■ SUPPLIED TEXT
************

Python Pandas Merge Causing Memory Overflow - python
I'm new to Pandas and am trying to merge a few subsets of data. I'm giving a specific case where this happens, but the question is general: How/why is it happening and how can I work around it?
The data I load is around 85 Megs or so but I often watch my python session run up close to 10 gigs of memory usage then give a memory error.
I have no idea why this happens, but it's killing me as I can't even get started looking at the data the way I want to.
Here's what I've done:
Importing the Main data
import requests, zipfile, StringIO
import numpy as np
import pandas as pd
STAR2013url="http://www3.cde.ca.gov/starresearchfiles/2013/p3/ca2013_all_csv_v3.zip"
STAR2013fileName = 'ca2013_all_csv_v3.txt'
r = requests.get(STAR2013url)
z = zipfile.ZipFile(StringIO.StringIO(r.content))
STAR2013=pd.read_csv(z.open(STAR2013fileName))
Importing some Cross Cross Referencing Tables
STARentityList2013url = "http://www3.cde.ca.gov/starresearchfiles/2013/p3/ca2013entities_csv.zip"
STARentityList2013fileName = "ca2013entities_csv.txt"
r = requests.get(STARentityList2013url)
z = zipfile.ZipFile(StringIO.StringIO(r.content))
STARentityList2013=pd.read_csv(z.open(STARentityList2013fileName))
STARlookUpTestID2013url = "http://www3.cde.ca.gov/starresearchfiles/2013/p3/tests.zip"
STARlookUpTestID2013fileName = "Tests.txt"
r = requests.get(STARlookUpTestID2013url)
z = zipfile.ZipFile(StringIO.StringIO(r.content))
STARlookUpTestID2013=pd.read_csv(z.open(STARlookUpTestID2013fileName))
STARlookUpSubgroupID2013url = "http://www3.cde.ca.gov/starresearchfiles/2013/p3/subgroups.zip"
STARlookUpSubgroupID2013fileName = "Subgroups.txt"
r = requests.get(STARlookUpSubgroupID2013url)
z = zipfile.ZipFile(StringIO.StringIO(r.content))
STARlookUpSubgroupID2013=pd.read_csv(z.open(STARlookUpSubgroupID2013fileName))
Renaming a Column ID to Allow for Merge
STARlookUpSubgroupID2013 = STARlookUpSubgroupID2013.rename(columns={'001':'Subgroup ID'})
STARlookUpSubgroupID2013
Successful Merge
merged = pd.merge(STAR2013,STARlookUpSubgroupID2013, on='Subgroup ID')
Try a second merge. This is where the Memory Overflow Happens
merged=pd.merge(merged, STARentityList2013, on='School Code')
I did all of this in ipython notebook, but don't think that changes anything.
Although this is an old question, I recently came across the same problem.
In my instance, duplicate keys are required in both dataframes, and I needed a method which could tell if a merge will fit into memory ahead of computation, and if not, change the computation method.
The method I came up with is as follows:
Calculate merge size:
def merge_size(left_frame, right_frame, group_by, how='inner'):
left_groups = left_frame.groupby(group_by).size()
right_groups = right_frame.groupby(group_by).size()
left_keys = set(left_groups.index)
right_keys = set(right_groups.index)
intersection = right_keys & left_keys
left_diff = left_keys - intersection
right_diff = right_keys - intersection
left_nan = len(left_frame[left_frame[group_by] != left_frame[group_by]])

************

■ RECORDS SHOWN
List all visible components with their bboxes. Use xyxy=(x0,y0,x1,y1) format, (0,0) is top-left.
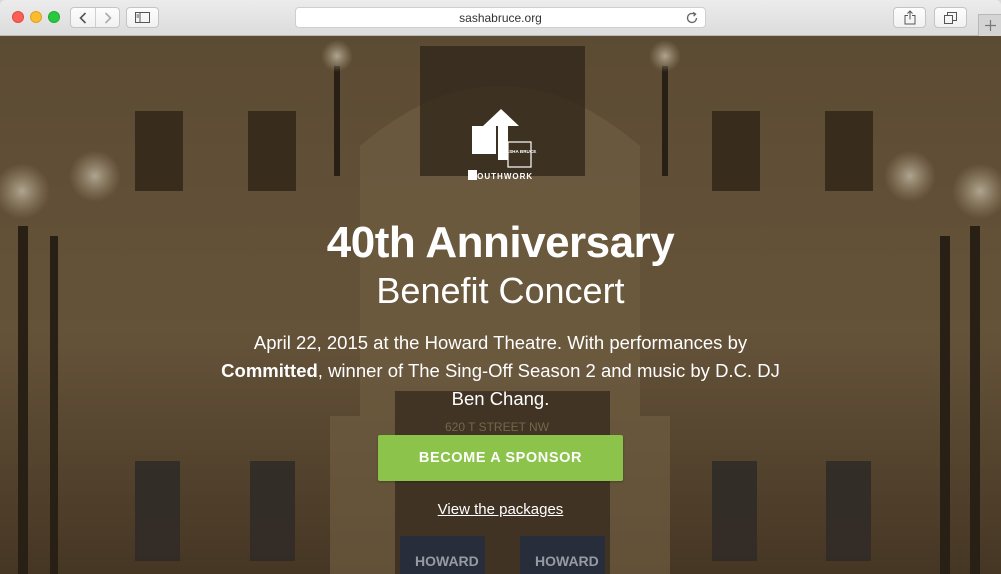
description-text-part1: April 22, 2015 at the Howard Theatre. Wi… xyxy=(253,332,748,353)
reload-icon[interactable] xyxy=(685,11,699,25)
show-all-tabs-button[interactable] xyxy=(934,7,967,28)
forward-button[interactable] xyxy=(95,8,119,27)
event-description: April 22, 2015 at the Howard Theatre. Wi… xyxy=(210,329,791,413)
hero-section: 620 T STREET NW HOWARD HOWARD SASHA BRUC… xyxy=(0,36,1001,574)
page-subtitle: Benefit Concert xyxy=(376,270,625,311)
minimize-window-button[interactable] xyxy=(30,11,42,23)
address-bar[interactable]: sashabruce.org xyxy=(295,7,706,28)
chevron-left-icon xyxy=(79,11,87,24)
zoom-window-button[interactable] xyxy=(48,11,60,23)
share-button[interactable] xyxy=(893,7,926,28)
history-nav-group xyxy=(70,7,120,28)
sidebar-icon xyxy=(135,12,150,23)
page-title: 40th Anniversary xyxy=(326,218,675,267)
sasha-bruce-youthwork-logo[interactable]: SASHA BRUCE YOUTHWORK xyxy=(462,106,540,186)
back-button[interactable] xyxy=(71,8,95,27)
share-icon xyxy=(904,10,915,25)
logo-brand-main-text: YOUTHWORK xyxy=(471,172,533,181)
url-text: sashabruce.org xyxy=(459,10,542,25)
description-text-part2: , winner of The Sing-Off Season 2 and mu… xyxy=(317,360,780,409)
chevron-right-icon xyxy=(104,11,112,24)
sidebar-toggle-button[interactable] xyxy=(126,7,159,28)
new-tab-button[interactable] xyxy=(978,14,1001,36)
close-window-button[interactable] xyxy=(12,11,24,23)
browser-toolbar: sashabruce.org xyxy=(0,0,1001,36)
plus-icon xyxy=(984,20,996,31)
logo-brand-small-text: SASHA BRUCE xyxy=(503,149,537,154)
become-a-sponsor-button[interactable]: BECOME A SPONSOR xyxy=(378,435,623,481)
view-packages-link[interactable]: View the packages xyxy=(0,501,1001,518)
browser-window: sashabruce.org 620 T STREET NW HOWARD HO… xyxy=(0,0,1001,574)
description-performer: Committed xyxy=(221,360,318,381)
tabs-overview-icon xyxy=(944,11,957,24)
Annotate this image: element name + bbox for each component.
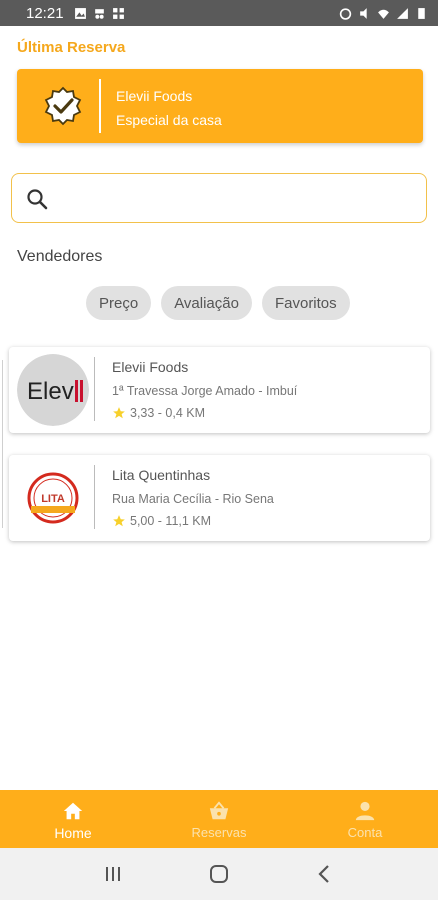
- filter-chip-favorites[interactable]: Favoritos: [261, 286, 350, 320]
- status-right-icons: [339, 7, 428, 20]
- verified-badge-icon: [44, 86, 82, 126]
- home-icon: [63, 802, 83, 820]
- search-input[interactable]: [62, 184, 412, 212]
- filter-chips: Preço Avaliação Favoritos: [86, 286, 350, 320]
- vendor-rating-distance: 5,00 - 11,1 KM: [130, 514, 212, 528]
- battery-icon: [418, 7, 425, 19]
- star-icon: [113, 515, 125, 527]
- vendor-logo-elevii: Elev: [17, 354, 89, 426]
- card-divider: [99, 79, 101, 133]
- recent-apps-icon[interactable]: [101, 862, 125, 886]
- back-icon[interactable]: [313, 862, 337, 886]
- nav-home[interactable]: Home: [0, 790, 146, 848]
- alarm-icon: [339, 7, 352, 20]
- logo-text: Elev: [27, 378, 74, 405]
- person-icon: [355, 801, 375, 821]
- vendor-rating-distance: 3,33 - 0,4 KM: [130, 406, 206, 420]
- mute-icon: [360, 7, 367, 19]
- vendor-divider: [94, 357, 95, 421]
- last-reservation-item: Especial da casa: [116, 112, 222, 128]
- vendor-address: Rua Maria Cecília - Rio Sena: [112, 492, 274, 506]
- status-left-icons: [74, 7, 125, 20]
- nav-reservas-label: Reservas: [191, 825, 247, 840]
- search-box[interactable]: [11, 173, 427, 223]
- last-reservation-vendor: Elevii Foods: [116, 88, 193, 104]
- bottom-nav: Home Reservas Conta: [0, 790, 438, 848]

************

■ THE PROBLEM
Name every module that the import statements in the pandas merge thread bring in.

■ EXERCISE RESULT
requests, zipfile, StringIO, numpy (as np), pandas (as pd)